═════ GIVEN INFORMATION ═════

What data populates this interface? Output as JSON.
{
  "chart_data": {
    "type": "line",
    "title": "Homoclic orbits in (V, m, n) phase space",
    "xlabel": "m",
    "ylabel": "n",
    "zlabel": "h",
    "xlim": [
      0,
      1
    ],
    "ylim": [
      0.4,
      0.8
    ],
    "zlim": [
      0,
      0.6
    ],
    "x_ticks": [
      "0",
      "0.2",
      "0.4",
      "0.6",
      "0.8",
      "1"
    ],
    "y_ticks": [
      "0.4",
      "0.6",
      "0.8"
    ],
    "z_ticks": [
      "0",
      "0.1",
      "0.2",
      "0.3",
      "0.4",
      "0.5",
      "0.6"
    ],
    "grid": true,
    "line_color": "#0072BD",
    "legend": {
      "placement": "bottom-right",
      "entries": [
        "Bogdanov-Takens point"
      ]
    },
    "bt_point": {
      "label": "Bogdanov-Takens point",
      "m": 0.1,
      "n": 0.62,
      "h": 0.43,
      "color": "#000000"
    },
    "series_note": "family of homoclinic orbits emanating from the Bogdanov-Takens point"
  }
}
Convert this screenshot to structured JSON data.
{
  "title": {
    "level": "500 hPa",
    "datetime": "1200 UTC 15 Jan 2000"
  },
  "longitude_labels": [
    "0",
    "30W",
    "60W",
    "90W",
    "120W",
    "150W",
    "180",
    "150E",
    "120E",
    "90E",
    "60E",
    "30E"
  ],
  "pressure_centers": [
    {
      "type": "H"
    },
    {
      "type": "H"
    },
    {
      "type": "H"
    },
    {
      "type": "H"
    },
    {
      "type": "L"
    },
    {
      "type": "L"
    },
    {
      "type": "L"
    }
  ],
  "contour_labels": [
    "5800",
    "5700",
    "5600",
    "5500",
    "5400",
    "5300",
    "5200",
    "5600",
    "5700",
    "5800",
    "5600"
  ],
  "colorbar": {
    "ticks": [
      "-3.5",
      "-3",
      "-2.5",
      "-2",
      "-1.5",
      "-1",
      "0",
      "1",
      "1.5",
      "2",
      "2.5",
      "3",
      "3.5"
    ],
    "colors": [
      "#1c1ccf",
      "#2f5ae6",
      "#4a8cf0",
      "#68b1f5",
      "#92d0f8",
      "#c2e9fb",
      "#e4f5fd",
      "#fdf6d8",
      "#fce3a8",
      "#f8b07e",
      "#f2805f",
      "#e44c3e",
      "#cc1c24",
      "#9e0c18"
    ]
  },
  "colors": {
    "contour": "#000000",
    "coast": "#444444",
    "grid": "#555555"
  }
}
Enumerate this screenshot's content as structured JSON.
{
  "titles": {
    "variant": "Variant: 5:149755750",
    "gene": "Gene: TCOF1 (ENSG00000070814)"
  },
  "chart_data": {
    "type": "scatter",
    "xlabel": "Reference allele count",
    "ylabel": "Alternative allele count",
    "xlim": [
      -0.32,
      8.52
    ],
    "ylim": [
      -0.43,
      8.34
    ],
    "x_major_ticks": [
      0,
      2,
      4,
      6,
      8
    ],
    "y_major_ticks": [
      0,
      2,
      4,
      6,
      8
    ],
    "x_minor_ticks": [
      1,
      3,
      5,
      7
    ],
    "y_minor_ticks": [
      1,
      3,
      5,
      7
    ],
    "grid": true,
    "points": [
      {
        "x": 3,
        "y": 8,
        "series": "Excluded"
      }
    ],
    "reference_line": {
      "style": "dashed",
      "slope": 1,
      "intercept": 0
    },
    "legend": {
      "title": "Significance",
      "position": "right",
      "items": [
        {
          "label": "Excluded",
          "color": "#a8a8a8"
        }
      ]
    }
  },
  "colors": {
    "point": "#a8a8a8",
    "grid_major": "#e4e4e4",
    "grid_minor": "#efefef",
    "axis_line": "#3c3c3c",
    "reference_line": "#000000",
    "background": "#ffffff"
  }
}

═════

◆ PROBLEM:
Out of the material above, select every line that holds the string "this".

◆ SOLUTION:
What data populates this interface? Output as JSON.
Convert this screenshot to structured JSON data.
Enumerate this screenshot's content as structured JSON.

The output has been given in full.